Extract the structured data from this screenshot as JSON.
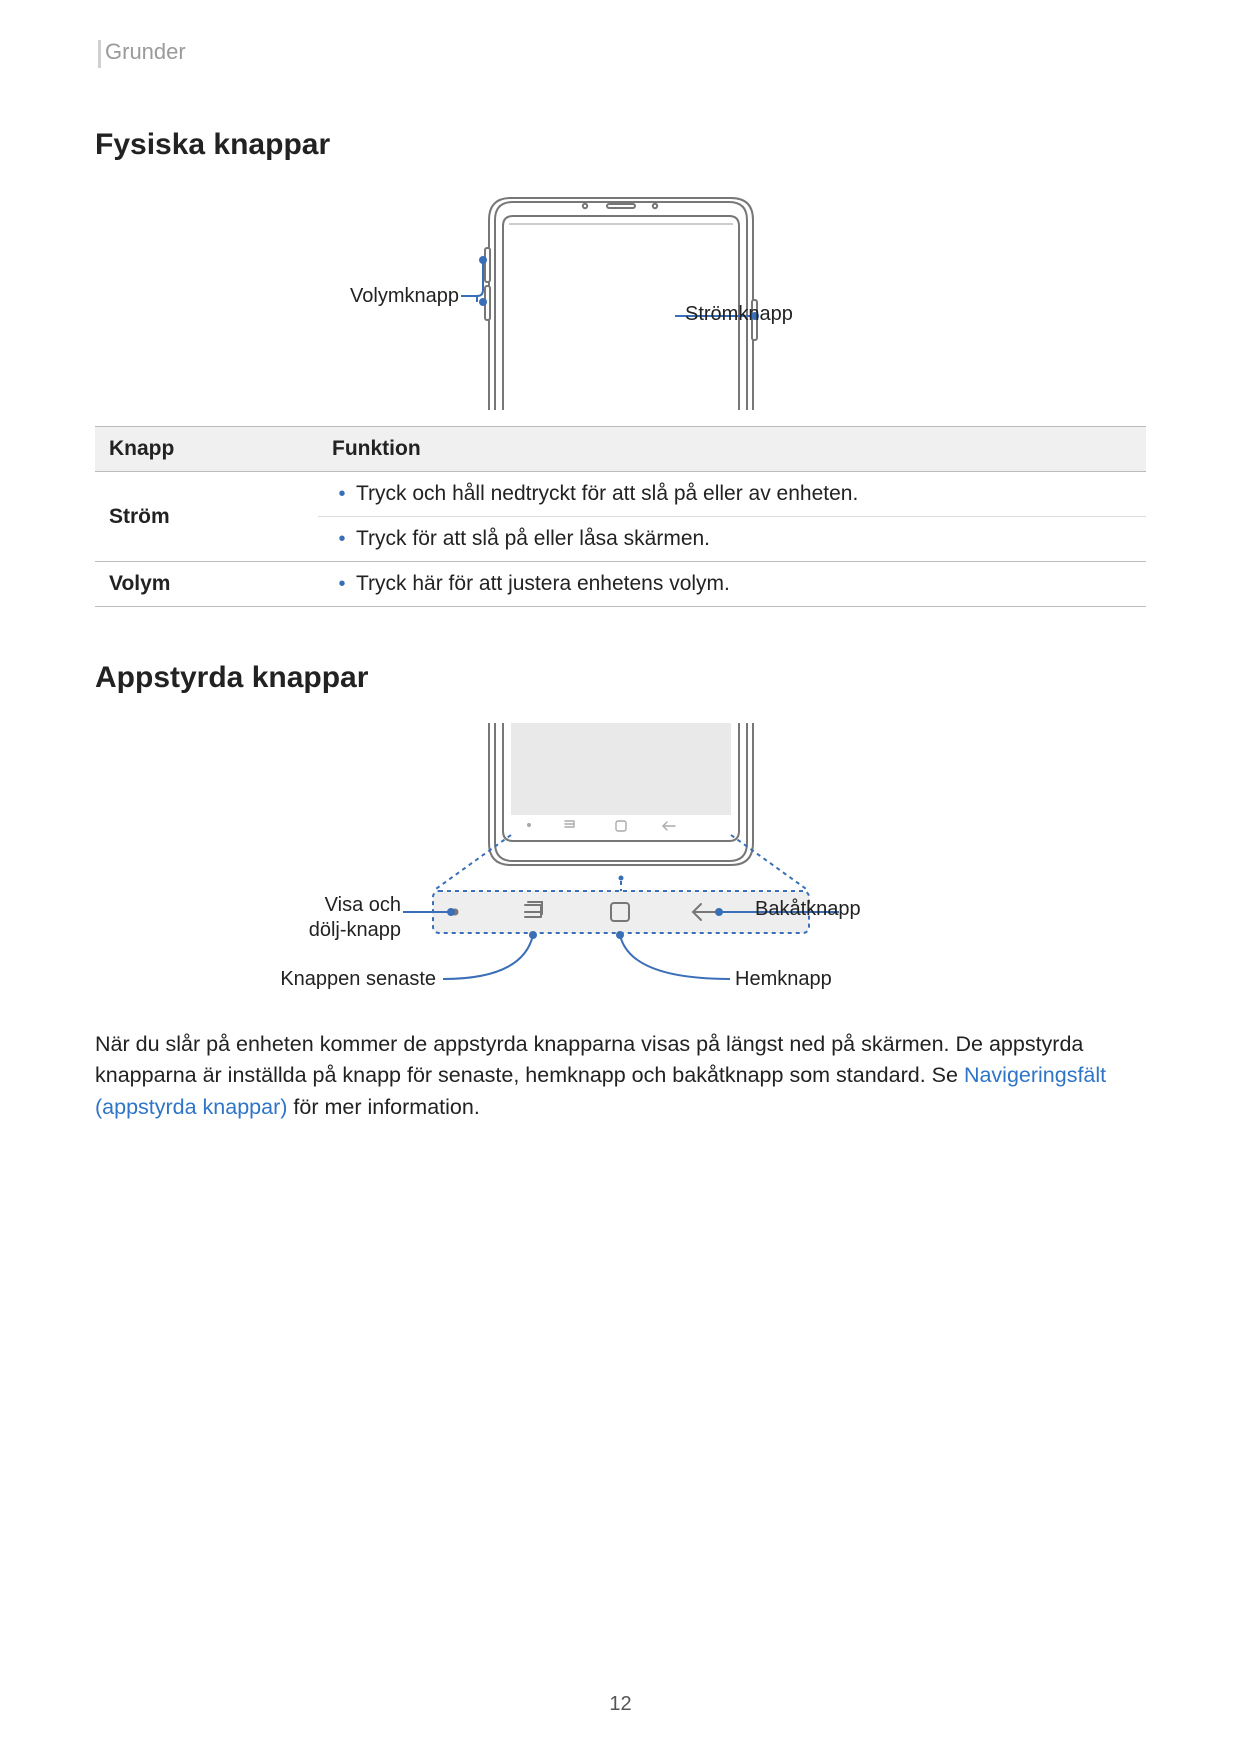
{
  "running_head": "Grunder",
  "page_number": "12",
  "section1_title": "Fysiska knappar",
  "section2_title": "Appstyrda knappar",
  "fig1": {
    "volume_label": "Volymknapp",
    "power_label": "Strömknapp"
  },
  "table": {
    "head_key": "Knapp",
    "head_fn": "Funktion",
    "rows": [
      {
        "name": "Ström",
        "items": [
          "Tryck och håll nedtryckt för att slå på eller av enheten.",
          "Tryck för att slå på eller låsa skärmen."
        ]
      },
      {
        "name": "Volym",
        "items": [
          "Tryck här för att justera enhetens volym."
        ]
      }
    ]
  },
  "fig2": {
    "show_hide_label_1": "Visa och",
    "show_hide_label_2": "dölj-knapp",
    "recents_label": "Knappen senaste",
    "back_label": "Bakåtknapp",
    "home_label": "Hemknapp"
  },
  "para": {
    "p1": "När du slår på enheten kommer de appstyrda knapparna visas på längst ned på skärmen. De appstyrda knapparna är inställda på knapp för senaste, hemknapp och bakåtknapp som standard. Se ",
    "link": "Navigeringsfält (appstyrda knappar)",
    "p2": " för mer information."
  }
}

####

▶ [Aim of the task]
Print all of the entries word for word. Omit the pictures they contain.

▶ [Reply]
Extract the structured data from this screenshot as JSON.
{
  "running_head": "Grunder",
  "page_number": "12",
  "section1_title": "Fysiska knappar",
  "section2_title": "Appstyrda knappar",
  "fig1": {
    "volume_label": "Volymknapp",
    "power_label": "Strömknapp"
  },
  "table": {
    "head_key": "Knapp",
    "head_fn": "Funktion",
    "rows": [
      {
        "name": "Ström",
        "items": [
          "Tryck och håll nedtryckt för att slå på eller av enheten.",
          "Tryck för att slå på eller låsa skärmen."
        ]
      },
      {
        "name": "Volym",
        "items": [
          "Tryck här för att justera enhetens volym."
        ]
      }
    ]
  },
  "fig2": {
    "show_hide_label_1": "Visa och",
    "show_hide_label_2": "dölj-knapp",
    "recents_label": "Knappen senaste",
    "back_label": "Bakåtknapp",
    "home_label": "Hemknapp"
  },
  "para": {
    "p1": "När du slår på enheten kommer de appstyrda knapparna visas på längst ned på skärmen. De appstyrda knapparna är inställda på knapp för senaste, hemknapp och bakåtknapp som standard. Se ",
    "link": "Navigeringsfält (appstyrda knappar)",
    "p2": " för mer information."
  }
}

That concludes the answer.